AIM OF THE TASK:
Reproduce the records below in their entirety, character for character.

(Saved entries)
/---

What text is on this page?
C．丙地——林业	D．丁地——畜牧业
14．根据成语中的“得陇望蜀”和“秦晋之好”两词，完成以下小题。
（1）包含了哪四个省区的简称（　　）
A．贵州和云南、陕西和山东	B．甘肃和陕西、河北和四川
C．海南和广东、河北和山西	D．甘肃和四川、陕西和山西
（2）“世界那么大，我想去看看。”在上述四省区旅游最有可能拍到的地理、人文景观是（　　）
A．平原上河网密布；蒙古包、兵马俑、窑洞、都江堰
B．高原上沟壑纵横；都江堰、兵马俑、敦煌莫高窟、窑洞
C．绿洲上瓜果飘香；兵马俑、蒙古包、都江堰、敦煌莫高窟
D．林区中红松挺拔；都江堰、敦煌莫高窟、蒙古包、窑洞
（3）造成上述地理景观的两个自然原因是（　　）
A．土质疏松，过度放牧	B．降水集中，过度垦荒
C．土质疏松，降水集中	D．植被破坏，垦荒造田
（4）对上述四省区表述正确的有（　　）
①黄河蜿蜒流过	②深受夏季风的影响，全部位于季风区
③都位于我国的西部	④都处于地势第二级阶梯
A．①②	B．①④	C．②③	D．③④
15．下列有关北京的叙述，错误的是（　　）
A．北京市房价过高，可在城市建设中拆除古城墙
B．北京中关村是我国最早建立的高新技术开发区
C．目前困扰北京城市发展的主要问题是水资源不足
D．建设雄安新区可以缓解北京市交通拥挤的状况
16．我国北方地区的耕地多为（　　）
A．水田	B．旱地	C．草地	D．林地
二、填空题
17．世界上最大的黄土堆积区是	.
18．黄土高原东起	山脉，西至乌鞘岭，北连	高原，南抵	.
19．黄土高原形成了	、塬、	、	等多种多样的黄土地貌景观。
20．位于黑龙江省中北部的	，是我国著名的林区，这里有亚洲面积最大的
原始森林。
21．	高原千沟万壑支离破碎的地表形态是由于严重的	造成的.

\---

EXERCISE ANSWER:
What text is on this page?
C．丙地——林业	D．丁地——畜牧业
14．根据成语中的“得陇望蜀”和“秦晋之好”两词，完成以下小题。
（1）包含了哪四个省区的简称（　　）
A．贵州和云南、陕西和山东	B．甘肃和陕西、河北和四川
C．海南和广东、河北和山西	D．甘肃和四川、陕西和山西
（2）“世界那么大，我想去看看。”在上述四省区旅游最有可能拍到的地理、人文景观是（　　）
A．平原上河网密布；蒙古包、兵马俑、窑洞、都江堰
B．高原上沟壑纵横；都江堰、兵马俑、敦煌莫高窟、窑洞
C．绿洲上瓜果飘香；兵马俑、蒙古包、都江堰、敦煌莫高窟
D．林区中红松挺拔；都江堰、敦煌莫高窟、蒙古包、窑洞
（3）造成上述地理景观的两个自然原因是（　　）
A．土质疏松，过度放牧	B．降水集中，过度垦荒
C．土质疏松，降水集中	D．植被破坏，垦荒造田
（4）对上述四省区表述正确的有（　　）
①黄河蜿蜒流过	②深受夏季风的影响，全部位于季风区
③都位于我国的西部	④都处于地势第二级阶梯
A．①②	B．①④	C．②③	D．③④
15．下列有关北京的叙述，错误的是（　　）
A．北京市房价过高，可在城市建设中拆除古城墙
B．北京中关村是我国最早建立的高新技术开发区
C．目前困扰北京城市发展的主要问题是水资源不足
D．建设雄安新区可以缓解北京市交通拥挤的状况
16．我国北方地区的耕地多为（　　）
A．水田	B．旱地	C．草地	D．林地
二、填空题
17．世界上最大的黄土堆积区是	.
18．黄土高原东起	山脉，西至乌鞘岭，北连	高原，南抵	.
19．黄土高原形成了	、塬、	、	等多种多样的黄土地貌景观。
20．位于黑龙江省中北部的	，是我国著名的林区，这里有亚洲面积最大的
原始森林。
21．	高原千沟万壑支离破碎的地表形态是由于严重的	造成的.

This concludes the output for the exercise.